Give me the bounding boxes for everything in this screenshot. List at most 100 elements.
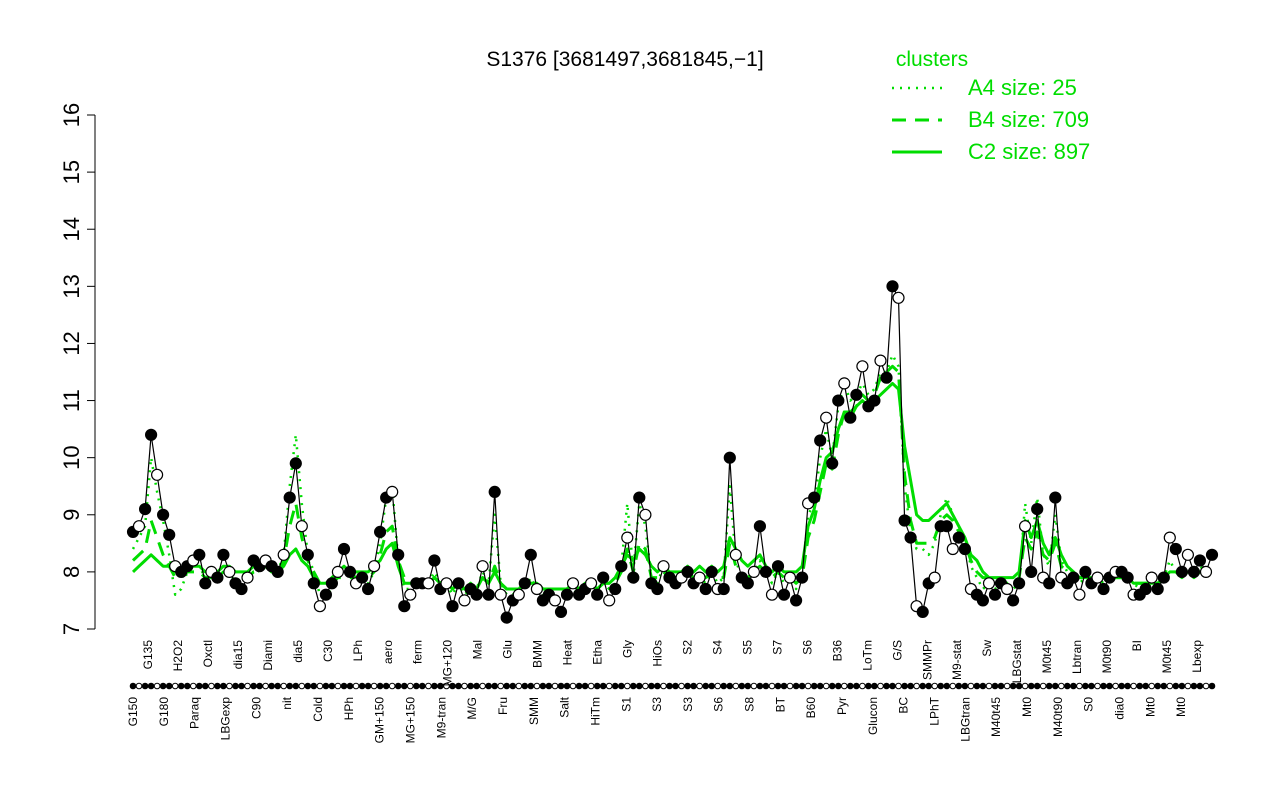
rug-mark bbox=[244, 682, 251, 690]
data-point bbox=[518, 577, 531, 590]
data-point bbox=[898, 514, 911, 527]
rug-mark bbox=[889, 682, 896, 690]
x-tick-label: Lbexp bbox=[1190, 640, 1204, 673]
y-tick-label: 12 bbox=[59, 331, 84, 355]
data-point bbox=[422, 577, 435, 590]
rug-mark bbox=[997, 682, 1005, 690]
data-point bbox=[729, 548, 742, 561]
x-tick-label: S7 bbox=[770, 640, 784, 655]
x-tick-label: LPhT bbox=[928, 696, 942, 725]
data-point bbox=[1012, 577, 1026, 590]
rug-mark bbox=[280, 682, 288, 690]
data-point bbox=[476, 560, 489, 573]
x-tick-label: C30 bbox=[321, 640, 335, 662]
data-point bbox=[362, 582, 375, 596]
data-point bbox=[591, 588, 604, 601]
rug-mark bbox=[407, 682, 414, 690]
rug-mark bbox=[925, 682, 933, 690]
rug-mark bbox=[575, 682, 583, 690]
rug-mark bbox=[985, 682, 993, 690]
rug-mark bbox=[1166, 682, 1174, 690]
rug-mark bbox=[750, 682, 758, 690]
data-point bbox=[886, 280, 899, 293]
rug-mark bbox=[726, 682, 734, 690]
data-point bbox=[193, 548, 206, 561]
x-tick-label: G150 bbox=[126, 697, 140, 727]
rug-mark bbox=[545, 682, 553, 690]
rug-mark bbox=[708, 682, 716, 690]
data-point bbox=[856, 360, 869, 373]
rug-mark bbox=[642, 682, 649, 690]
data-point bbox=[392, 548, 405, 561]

::::::::

Can you copy the lines starting at the one containing "rug-mark bbox=[244, 682, 251, 690]" and ending at the one containing "rug-mark bbox=[407, 682, 414, 690]", both included, without changing anything?

| EXERCISE RESULT |
rug-mark bbox=[244, 682, 251, 690]
data-point bbox=[518, 577, 531, 590]
data-point bbox=[898, 514, 911, 527]
rug-mark bbox=[889, 682, 896, 690]
x-tick-label: Lbexp bbox=[1190, 640, 1204, 673]
y-tick-label: 12 bbox=[59, 331, 84, 355]
data-point bbox=[422, 577, 435, 590]
rug-mark bbox=[997, 682, 1005, 690]
data-point bbox=[729, 548, 742, 561]
x-tick-label: S7 bbox=[770, 640, 784, 655]
x-tick-label: LPhT bbox=[928, 696, 942, 725]
data-point bbox=[1012, 577, 1026, 590]
rug-mark bbox=[280, 682, 288, 690]
data-point bbox=[476, 560, 489, 573]
x-tick-label: C30 bbox=[321, 640, 335, 662]
data-point bbox=[362, 582, 375, 596]
data-point bbox=[591, 588, 604, 601]
rug-mark bbox=[407, 682, 414, 690]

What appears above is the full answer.